Given request - Please transcribe the data below exactly. Leave the pictures out.

Structured figure records -
============
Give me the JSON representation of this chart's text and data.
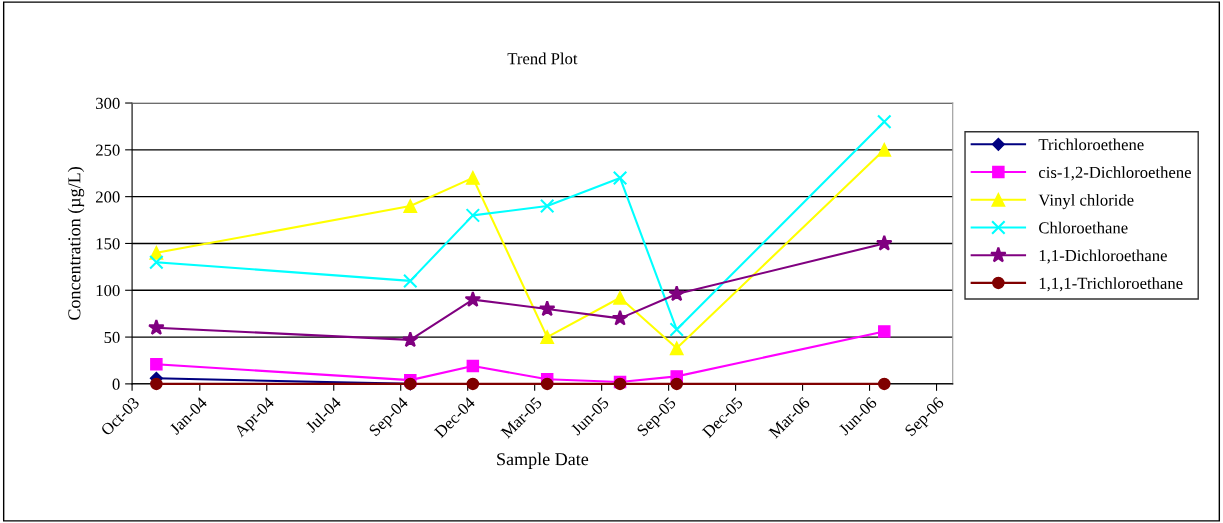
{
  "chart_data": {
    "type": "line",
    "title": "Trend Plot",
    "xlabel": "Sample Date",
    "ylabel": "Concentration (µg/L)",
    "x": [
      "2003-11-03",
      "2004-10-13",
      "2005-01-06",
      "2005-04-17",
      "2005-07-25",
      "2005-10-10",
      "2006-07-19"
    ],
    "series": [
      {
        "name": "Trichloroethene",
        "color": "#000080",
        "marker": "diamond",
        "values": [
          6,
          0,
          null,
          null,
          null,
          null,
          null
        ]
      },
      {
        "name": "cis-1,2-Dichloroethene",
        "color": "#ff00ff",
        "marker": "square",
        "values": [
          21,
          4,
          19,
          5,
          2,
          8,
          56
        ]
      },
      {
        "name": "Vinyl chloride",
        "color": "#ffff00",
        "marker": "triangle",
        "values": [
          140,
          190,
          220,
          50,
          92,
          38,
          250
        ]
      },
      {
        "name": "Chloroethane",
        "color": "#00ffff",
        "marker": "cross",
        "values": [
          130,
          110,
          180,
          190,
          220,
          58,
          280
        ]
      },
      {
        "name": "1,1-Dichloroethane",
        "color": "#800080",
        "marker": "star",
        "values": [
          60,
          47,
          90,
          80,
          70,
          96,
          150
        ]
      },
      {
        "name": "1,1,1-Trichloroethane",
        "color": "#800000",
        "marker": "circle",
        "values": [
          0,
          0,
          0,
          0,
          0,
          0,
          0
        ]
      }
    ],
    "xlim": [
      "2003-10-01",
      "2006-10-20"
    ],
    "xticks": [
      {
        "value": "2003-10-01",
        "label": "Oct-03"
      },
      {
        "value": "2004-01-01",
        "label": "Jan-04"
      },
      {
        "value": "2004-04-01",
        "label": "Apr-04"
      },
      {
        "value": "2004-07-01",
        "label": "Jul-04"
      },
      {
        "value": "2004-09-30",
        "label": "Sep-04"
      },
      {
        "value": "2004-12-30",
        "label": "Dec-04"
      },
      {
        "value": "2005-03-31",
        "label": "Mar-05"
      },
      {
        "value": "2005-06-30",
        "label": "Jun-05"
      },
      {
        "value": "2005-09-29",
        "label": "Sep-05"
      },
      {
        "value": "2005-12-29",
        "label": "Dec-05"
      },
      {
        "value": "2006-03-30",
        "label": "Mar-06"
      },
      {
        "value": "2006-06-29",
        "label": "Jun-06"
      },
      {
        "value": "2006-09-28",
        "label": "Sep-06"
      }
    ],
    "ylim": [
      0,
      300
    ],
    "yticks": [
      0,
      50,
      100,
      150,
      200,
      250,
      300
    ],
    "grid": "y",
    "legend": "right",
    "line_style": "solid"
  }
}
============
The result -
Give me the JSON representation of this chart's text and data.
{
  "chart_data": {
    "type": "line",
    "title": "Trend Plot",
    "xlabel": "Sample Date",
    "ylabel": "Concentration (µg/L)",
    "x": [
      "2003-11-03",
      "2004-10-13",
      "2005-01-06",
      "2005-04-17",
      "2005-07-25",
      "2005-10-10",
      "2006-07-19"
    ],
    "series": [
      {
        "name": "Trichloroethene",
        "color": "#000080",
        "marker": "diamond",
        "values": [
          6,
          0,
          null,
          null,
          null,
          null,
          null
        ]
      },
      {
        "name": "cis-1,2-Dichloroethene",
        "color": "#ff00ff",
        "marker": "square",
        "values": [
          21,
          4,
          19,
          5,
          2,
          8,
          56
        ]
      },
      {
        "name": "Vinyl chloride",
        "color": "#ffff00",
        "marker": "triangle",
        "values": [
          140,
          190,
          220,
          50,
          92,
          38,
          250
        ]
      },
      {
        "name": "Chloroethane",
        "color": "#00ffff",
        "marker": "cross",
        "values": [
          130,
          110,
          180,
          190,
          220,
          58,
          280
        ]
      },
      {
        "name": "1,1-Dichloroethane",
        "color": "#800080",
        "marker": "star",
        "values": [
          60,
          47,
          90,
          80,
          70,
          96,
          150
        ]
      },
      {
        "name": "1,1,1-Trichloroethane",
        "color": "#800000",
        "marker": "circle",
        "values": [
          0,
          0,
          0,
          0,
          0,
          0,
          0
        ]
      }
    ],
    "xlim": [
      "2003-10-01",
      "2006-10-20"
    ],
    "xticks": [
      {
        "value": "2003-10-01",
        "label": "Oct-03"
      },
      {
        "value": "2004-01-01",
        "label": "Jan-04"
      },
      {
        "value": "2004-04-01",
        "label": "Apr-04"
      },
      {
        "value": "2004-07-01",
        "label": "Jul-04"
      },
      {
        "value": "2004-09-30",
        "label": "Sep-04"
      },
      {
        "value": "2004-12-30",
        "label": "Dec-04"
      },
      {
        "value": "2005-03-31",
        "label": "Mar-05"
      },
      {
        "value": "2005-06-30",
        "label": "Jun-05"
      },
      {
        "value": "2005-09-29",
        "label": "Sep-05"
      },
      {
        "value": "2005-12-29",
        "label": "Dec-05"
      },
      {
        "value": "2006-03-30",
        "label": "Mar-06"
      },
      {
        "value": "2006-06-29",
        "label": "Jun-06"
      },
      {
        "value": "2006-09-28",
        "label": "Sep-06"
      }
    ],
    "ylim": [
      0,
      300
    ],
    "yticks": [
      0,
      50,
      100,
      150,
      200,
      250,
      300
    ],
    "grid": "y",
    "legend": "right",
    "line_style": "solid"
  }
}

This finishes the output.